Exercise description
Using the data below, copy every line that contains the word "miracle".
.....
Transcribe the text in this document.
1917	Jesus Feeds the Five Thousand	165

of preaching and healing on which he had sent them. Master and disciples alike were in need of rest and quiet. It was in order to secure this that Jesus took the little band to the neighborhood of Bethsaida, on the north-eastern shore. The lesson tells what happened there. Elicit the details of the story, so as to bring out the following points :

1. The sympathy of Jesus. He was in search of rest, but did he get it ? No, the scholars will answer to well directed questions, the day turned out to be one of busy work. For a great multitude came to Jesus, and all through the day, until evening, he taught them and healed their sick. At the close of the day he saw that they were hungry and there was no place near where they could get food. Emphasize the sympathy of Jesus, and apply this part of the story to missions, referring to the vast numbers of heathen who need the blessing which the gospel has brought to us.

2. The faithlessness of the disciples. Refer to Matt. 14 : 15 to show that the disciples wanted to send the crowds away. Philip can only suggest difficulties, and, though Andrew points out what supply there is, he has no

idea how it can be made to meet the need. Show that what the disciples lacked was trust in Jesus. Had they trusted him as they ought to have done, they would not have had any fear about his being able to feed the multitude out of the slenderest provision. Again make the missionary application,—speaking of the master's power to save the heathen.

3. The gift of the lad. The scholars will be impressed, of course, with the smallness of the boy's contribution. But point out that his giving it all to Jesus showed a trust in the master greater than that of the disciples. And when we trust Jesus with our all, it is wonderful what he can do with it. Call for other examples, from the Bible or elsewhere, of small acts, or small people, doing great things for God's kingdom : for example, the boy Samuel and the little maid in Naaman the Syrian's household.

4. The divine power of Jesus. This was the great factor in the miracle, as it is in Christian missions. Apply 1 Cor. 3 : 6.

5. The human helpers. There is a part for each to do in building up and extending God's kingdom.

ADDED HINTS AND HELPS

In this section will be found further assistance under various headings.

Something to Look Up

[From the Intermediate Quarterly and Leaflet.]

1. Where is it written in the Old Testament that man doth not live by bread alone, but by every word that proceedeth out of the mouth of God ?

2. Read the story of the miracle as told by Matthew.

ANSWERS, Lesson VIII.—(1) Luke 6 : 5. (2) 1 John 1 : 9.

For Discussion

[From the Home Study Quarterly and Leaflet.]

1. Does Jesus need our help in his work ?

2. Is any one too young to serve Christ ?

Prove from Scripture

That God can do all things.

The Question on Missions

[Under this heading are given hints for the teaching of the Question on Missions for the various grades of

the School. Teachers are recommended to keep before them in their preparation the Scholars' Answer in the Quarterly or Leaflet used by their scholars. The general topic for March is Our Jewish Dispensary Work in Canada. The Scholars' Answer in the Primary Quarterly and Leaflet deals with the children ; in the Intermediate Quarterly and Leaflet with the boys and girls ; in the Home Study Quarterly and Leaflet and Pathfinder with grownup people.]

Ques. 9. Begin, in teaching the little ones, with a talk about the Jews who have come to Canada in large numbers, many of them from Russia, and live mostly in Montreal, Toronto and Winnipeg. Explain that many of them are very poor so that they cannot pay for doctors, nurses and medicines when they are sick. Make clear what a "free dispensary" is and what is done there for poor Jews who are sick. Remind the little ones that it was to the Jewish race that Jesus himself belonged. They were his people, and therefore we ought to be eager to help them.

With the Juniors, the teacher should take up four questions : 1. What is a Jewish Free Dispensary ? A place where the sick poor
.....
Expected answer
4. The divine power of Jesus. This was the great factor in the miracle, as it is in Christian missions. Apply 1 Cor. 3 : 6.
2. Read the story of the miracle as told by Matthew.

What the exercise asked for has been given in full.